10.02.19

Gardner, Cardin, Rubio Lead Call for U.S. to Hold Russian Officials Accountable for Imprisoning Dissidents and Political Opponents

There are more than 200 political prisoners in Russia, according to human rights organizations

Washington, D.C. – U.S. Senators Cory Gardner (R-CO), Ben Cardin (D-MD), and Marco Rubio (R-FL) are leading bipartisan calls for the Trump Administration to sanction Russian officials responsible for the unjust imprisonment of more than 200 political prisoners in that country.

 

In a letter addressed to Secretary of State Mike Pompeo and Secretary of the Treasury Steve Mnuchin, the senators urge the use of existing authorities, including the Sergei Magnitsky Rule of Law Accountability Act “to impose targeted sanctions on Russian Government officials responsible for human rights abuses, specifically for the politically motivated imprisonment of dissidents, under relevant U.S. statutory authorities. This is an important step for accountability, and sends a message that the U.S. stands with those whose rights and basic freedoms are being unjustly repressed,” they wrote.

 

In addition to Gardner, Cardin, and Rubio, the letter was signed by Senators Jeanne Shaheen (D-NH), John Cornyn (R-TX), Chris Coons (D-DE), Richard J. Durbin (D-IL), Todd Young (R-IN), Tim Kaine (D-VA), Roger F. Wicker (R-MS) and Susan M. Collins (R-ME).                

 

Full text of the letter can be found below and here:

 

Dear Secretary Pompeo and Secretary Mnuchin:

 

We write to request that you take action in response to the Russian government’s ongoing targeting of dissidents and opposition leaders, including the politically motivated imprisonment of many Russian individuals. We urge you to use existing authorities under U.S. law, including the Sergei Magnitsky Rule of Law Accountability Act and the Global Magnitsky Human Rights Accountability Act, to impose targeted sanctions on Russian Government officials responsible for these human rights abuses.

==*==

→ Objective
Decide whether each statement agrees with the press release, answering yes or no and quoting the words that settle it: 1. The letter was addressed to Secretary of State Mike Pompeo and Secretary of the Treasury Steve Mnuchin. 2. Human rights organizations count fewer than 100 political prisoners in Russia. 3. The Sergei Magnitsky Rule of Law Accountability Act is the only law the letter names. The data play no part in this exercise.

→ Raw data
==*==

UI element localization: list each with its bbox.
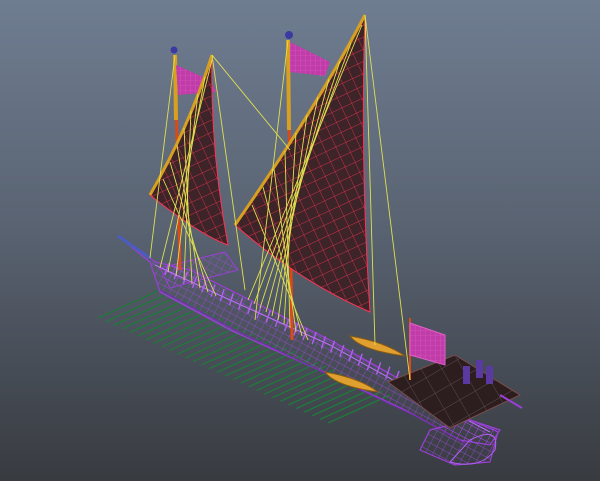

==*==

→ The response
1. Yes: "In a letter addressed to Secretary of State Mike Pompeo and Secretary of the Treasury Steve Mnuchin"
2. No: "There are more than 200 political prisoners in Russia, according to human rights organizations"
3. No: "including the Sergei Magnitsky Rule of Law Accountability Act and the Global Magnitsky Human Rights Accountability Act"